Written task: Scan the listing and work out how many lines contain the word "Rate". Nothing but the number should be given.

[Source data]

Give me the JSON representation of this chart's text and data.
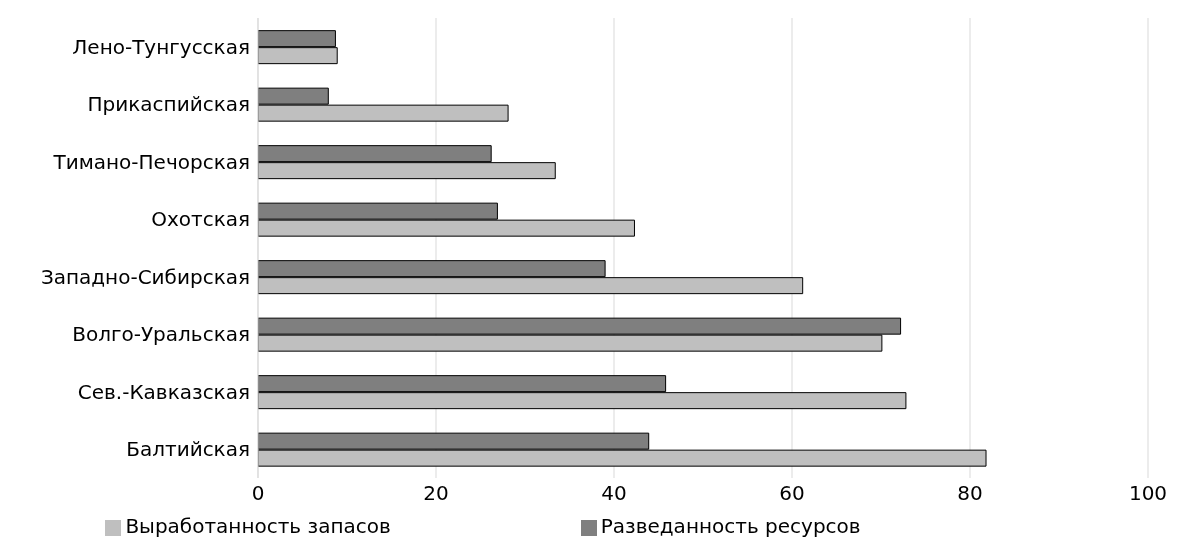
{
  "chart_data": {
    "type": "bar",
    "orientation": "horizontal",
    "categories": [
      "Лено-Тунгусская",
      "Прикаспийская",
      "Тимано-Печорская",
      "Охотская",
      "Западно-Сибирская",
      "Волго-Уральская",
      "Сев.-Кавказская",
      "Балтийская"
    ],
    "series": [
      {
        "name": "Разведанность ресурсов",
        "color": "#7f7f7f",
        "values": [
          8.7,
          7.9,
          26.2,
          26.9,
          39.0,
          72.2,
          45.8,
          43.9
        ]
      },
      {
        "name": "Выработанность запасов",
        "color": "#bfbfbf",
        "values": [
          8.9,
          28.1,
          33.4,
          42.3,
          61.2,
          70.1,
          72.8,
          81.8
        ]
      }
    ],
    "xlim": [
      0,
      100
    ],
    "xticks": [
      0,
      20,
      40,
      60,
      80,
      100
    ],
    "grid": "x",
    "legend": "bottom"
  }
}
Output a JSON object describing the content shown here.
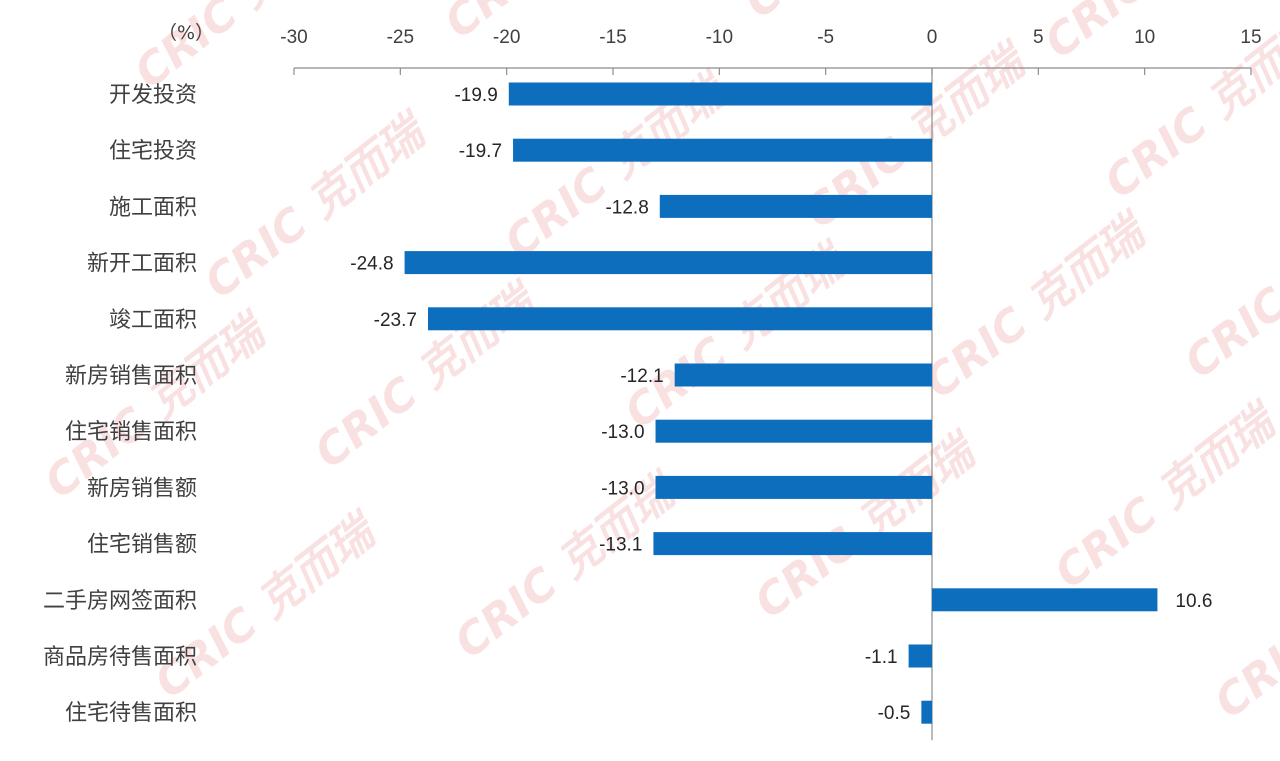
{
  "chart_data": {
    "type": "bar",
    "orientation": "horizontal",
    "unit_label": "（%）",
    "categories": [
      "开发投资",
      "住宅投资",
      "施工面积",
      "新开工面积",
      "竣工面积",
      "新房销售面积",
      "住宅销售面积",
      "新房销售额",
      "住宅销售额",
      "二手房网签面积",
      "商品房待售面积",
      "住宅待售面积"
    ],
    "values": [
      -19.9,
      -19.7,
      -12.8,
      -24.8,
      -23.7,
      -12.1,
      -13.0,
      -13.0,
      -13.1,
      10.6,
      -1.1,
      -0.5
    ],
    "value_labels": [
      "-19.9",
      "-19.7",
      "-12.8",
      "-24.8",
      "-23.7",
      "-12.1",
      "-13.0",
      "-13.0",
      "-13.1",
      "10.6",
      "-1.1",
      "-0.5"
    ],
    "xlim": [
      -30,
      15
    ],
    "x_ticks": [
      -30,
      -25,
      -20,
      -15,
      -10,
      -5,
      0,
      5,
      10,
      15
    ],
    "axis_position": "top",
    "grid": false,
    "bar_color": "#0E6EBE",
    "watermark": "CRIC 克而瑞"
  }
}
* * *
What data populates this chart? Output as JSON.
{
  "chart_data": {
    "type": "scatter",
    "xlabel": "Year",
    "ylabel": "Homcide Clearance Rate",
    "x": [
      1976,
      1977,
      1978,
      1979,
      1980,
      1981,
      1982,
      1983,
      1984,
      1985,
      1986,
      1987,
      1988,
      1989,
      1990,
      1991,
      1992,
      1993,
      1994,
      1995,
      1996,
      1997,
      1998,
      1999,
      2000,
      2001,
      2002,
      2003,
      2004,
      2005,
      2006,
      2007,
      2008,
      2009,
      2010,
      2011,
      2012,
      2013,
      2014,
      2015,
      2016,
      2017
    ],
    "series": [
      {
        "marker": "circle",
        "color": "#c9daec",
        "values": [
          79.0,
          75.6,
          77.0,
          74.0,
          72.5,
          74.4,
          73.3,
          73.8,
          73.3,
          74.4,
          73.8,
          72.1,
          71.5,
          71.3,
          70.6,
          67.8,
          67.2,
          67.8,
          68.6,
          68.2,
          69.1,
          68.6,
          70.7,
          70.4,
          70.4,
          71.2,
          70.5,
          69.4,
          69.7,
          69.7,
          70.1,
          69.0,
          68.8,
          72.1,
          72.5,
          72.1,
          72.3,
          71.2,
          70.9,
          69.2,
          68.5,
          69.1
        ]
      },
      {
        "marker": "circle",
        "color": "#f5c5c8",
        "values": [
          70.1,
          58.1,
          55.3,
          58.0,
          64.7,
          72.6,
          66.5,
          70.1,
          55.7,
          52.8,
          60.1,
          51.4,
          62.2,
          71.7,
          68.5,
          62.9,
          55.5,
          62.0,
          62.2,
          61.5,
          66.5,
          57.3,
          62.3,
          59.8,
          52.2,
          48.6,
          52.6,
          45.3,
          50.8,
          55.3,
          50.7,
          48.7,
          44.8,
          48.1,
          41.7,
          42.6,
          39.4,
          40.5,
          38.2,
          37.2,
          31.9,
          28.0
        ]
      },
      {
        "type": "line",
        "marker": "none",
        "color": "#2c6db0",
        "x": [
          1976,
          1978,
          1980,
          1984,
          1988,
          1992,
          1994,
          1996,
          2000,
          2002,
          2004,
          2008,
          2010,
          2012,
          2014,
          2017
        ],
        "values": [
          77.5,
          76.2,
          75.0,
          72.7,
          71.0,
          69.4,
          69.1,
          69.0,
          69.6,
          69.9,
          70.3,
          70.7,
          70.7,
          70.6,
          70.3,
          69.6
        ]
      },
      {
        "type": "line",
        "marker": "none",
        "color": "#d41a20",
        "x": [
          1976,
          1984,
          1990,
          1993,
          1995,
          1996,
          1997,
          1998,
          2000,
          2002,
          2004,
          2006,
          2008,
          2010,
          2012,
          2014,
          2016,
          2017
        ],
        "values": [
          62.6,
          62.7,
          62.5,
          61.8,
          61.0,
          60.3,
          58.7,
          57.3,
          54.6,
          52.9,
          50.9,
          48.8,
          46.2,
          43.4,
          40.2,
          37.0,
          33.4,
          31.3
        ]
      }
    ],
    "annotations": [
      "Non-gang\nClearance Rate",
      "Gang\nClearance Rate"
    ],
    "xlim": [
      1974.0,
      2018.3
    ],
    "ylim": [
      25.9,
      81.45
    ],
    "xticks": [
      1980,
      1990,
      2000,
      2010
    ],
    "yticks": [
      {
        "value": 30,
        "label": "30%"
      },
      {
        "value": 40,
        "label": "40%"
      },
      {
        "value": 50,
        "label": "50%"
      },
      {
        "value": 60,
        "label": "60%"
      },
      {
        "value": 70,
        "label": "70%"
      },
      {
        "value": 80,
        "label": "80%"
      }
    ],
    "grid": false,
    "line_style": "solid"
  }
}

Answer for this exercise: 3